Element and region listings
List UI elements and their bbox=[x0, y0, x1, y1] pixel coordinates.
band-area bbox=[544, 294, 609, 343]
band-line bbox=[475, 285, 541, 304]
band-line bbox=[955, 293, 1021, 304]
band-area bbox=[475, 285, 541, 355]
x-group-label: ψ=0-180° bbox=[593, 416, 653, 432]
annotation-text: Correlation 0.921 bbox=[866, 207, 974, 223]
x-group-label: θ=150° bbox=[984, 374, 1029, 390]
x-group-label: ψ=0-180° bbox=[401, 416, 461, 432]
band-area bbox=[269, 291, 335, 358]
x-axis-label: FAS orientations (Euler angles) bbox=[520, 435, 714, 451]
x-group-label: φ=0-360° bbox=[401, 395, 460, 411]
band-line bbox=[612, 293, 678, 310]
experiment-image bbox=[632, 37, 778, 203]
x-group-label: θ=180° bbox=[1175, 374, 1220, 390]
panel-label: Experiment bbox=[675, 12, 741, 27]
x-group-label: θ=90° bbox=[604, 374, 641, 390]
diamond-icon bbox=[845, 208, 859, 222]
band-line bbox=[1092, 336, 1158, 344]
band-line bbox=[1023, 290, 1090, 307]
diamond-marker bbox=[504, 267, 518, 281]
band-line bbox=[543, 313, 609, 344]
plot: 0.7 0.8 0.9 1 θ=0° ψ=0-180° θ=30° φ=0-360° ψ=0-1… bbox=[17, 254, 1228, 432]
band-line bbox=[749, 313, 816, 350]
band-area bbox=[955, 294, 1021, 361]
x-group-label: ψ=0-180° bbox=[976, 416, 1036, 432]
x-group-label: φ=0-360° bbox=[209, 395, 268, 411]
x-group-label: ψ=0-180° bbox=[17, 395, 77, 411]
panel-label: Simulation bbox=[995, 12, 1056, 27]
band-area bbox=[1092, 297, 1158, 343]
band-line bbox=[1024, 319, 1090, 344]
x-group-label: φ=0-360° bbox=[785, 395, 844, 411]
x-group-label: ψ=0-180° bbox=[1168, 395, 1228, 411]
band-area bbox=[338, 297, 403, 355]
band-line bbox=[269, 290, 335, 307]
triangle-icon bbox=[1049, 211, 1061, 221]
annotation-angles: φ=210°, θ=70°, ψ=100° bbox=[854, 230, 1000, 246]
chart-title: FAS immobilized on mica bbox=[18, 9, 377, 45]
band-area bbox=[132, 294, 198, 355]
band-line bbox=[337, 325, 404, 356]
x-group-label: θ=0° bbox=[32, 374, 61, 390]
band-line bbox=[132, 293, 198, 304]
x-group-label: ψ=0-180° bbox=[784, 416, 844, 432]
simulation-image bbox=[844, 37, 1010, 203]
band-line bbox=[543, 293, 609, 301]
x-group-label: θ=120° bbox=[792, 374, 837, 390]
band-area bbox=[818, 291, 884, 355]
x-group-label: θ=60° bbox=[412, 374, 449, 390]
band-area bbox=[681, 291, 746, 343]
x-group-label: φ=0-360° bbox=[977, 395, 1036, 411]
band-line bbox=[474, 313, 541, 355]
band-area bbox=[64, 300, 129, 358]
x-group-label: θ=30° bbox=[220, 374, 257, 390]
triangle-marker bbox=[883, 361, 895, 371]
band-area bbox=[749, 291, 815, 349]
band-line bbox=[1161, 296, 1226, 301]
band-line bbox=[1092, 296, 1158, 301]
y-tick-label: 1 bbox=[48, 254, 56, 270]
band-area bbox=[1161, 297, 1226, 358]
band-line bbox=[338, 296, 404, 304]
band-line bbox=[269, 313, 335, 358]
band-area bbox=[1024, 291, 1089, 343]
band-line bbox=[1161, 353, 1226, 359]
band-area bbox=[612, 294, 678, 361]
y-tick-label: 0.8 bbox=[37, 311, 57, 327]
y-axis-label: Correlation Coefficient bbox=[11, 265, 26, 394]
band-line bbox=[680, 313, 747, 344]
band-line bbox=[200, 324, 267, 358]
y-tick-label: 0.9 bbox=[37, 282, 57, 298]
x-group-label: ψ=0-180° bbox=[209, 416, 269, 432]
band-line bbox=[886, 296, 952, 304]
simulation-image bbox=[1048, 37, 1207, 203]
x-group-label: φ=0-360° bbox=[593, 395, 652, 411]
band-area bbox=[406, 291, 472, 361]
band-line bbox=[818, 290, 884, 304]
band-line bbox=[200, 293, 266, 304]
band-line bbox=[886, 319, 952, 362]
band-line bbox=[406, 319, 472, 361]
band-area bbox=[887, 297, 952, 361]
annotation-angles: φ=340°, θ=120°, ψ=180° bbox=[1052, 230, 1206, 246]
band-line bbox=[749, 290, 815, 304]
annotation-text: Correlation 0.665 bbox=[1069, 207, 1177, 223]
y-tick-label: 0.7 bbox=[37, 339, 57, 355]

◆ Your task
Write out all of the rows above again, putting "shaded-band" wherever "band-area" appears and leaving every other part untouched.

◆ Complete output
List UI elements and their bbox=[x0, y0, x1, y1] pixel coordinates.
shaded-band bbox=[544, 294, 609, 343]
band-line bbox=[475, 285, 541, 304]
band-line bbox=[955, 293, 1021, 304]
shaded-band bbox=[475, 285, 541, 355]
x-group-label: ψ=0-180° bbox=[593, 416, 653, 432]
annotation-text: Correlation 0.921 bbox=[866, 207, 974, 223]
x-group-label: θ=150° bbox=[984, 374, 1029, 390]
x-group-label: ψ=0-180° bbox=[401, 416, 461, 432]
shaded-band bbox=[269, 291, 335, 358]
x-axis-label: FAS orientations (Euler angles) bbox=[520, 435, 714, 451]
x-group-label: φ=0-360° bbox=[401, 395, 460, 411]
band-line bbox=[612, 293, 678, 310]
experiment-image bbox=[632, 37, 778, 203]
x-group-label: θ=180° bbox=[1175, 374, 1220, 390]
panel-label: Experiment bbox=[675, 12, 741, 27]
x-group-label: θ=90° bbox=[604, 374, 641, 390]
diamond-icon bbox=[845, 208, 859, 222]
band-line bbox=[1092, 336, 1158, 344]
band-line bbox=[1023, 290, 1090, 307]
diamond-marker bbox=[504, 267, 518, 281]
band-line bbox=[543, 313, 609, 344]
plot: 0.7 0.8 0.9 1 θ=0° ψ=0-180° θ=30° φ=0-360° ψ=0-1… bbox=[17, 254, 1228, 432]
band-line bbox=[749, 313, 816, 350]
shaded-band bbox=[955, 294, 1021, 361]
x-group-label: ψ=0-180° bbox=[976, 416, 1036, 432]
x-group-label: φ=0-360° bbox=[209, 395, 268, 411]
x-group-label: ψ=0-180° bbox=[17, 395, 77, 411]
panel-label: Simulation bbox=[995, 12, 1056, 27]
shaded-band bbox=[1092, 297, 1158, 343]
band-line bbox=[1024, 319, 1090, 344]
x-group-label: φ=0-360° bbox=[785, 395, 844, 411]
x-group-label: ψ=0-180° bbox=[1168, 395, 1228, 411]
shaded-band bbox=[338, 297, 403, 355]
band-line bbox=[269, 290, 335, 307]
triangle-icon bbox=[1049, 211, 1061, 221]
annotation-angles: φ=210°, θ=70°, ψ=100° bbox=[854, 230, 1000, 246]
chart-title: FAS immobilized on mica bbox=[18, 9, 377, 45]
shaded-band bbox=[132, 294, 198, 355]
band-line bbox=[337, 325, 404, 356]
x-group-label: θ=0° bbox=[32, 374, 61, 390]
band-line bbox=[132, 293, 198, 304]
x-group-label: ψ=0-180° bbox=[784, 416, 844, 432]
simulation-image bbox=[844, 37, 1010, 203]
band-line bbox=[543, 293, 609, 301]
x-group-label: θ=120° bbox=[792, 374, 837, 390]
shaded-band bbox=[818, 291, 884, 355]
x-group-label: θ=60° bbox=[412, 374, 449, 390]
shaded-band bbox=[681, 291, 746, 343]
x-group-label: φ=0-360° bbox=[977, 395, 1036, 411]
band-line bbox=[474, 313, 541, 355]
shaded-band bbox=[64, 300, 129, 358]
x-group-label: θ=30° bbox=[220, 374, 257, 390]
triangle-marker bbox=[883, 361, 895, 371]
shaded-band bbox=[749, 291, 815, 349]
band-line bbox=[1161, 296, 1226, 301]
band-line bbox=[1092, 296, 1158, 301]
y-tick-label: 1 bbox=[48, 254, 56, 270]
shaded-band bbox=[1161, 297, 1226, 358]
band-line bbox=[338, 296, 404, 304]
band-line bbox=[269, 313, 335, 358]
shaded-band bbox=[1024, 291, 1089, 343]
band-line bbox=[1161, 353, 1226, 359]
shaded-band bbox=[612, 294, 678, 361]
y-tick-label: 0.8 bbox=[37, 311, 57, 327]
y-axis-label: Correlation Coefficient bbox=[11, 265, 26, 394]
band-line bbox=[680, 313, 747, 344]
band-line bbox=[200, 324, 267, 358]
y-tick-label: 0.9 bbox=[37, 282, 57, 298]
x-group-label: ψ=0-180° bbox=[209, 416, 269, 432]
band-line bbox=[886, 296, 952, 304]
simulation-image bbox=[1048, 37, 1207, 203]
x-group-label: φ=0-360° bbox=[593, 395, 652, 411]
shaded-band bbox=[406, 291, 472, 361]
band-line bbox=[818, 290, 884, 304]
band-line bbox=[200, 293, 266, 304]
band-line bbox=[886, 319, 952, 362]
band-line bbox=[406, 319, 472, 361]
shaded-band bbox=[887, 297, 952, 361]
annotation-angles: φ=340°, θ=120°, ψ=180° bbox=[1052, 230, 1206, 246]
band-line bbox=[749, 290, 815, 304]
annotation-text: Correlation 0.665 bbox=[1069, 207, 1177, 223]
y-tick-label: 0.7 bbox=[37, 339, 57, 355]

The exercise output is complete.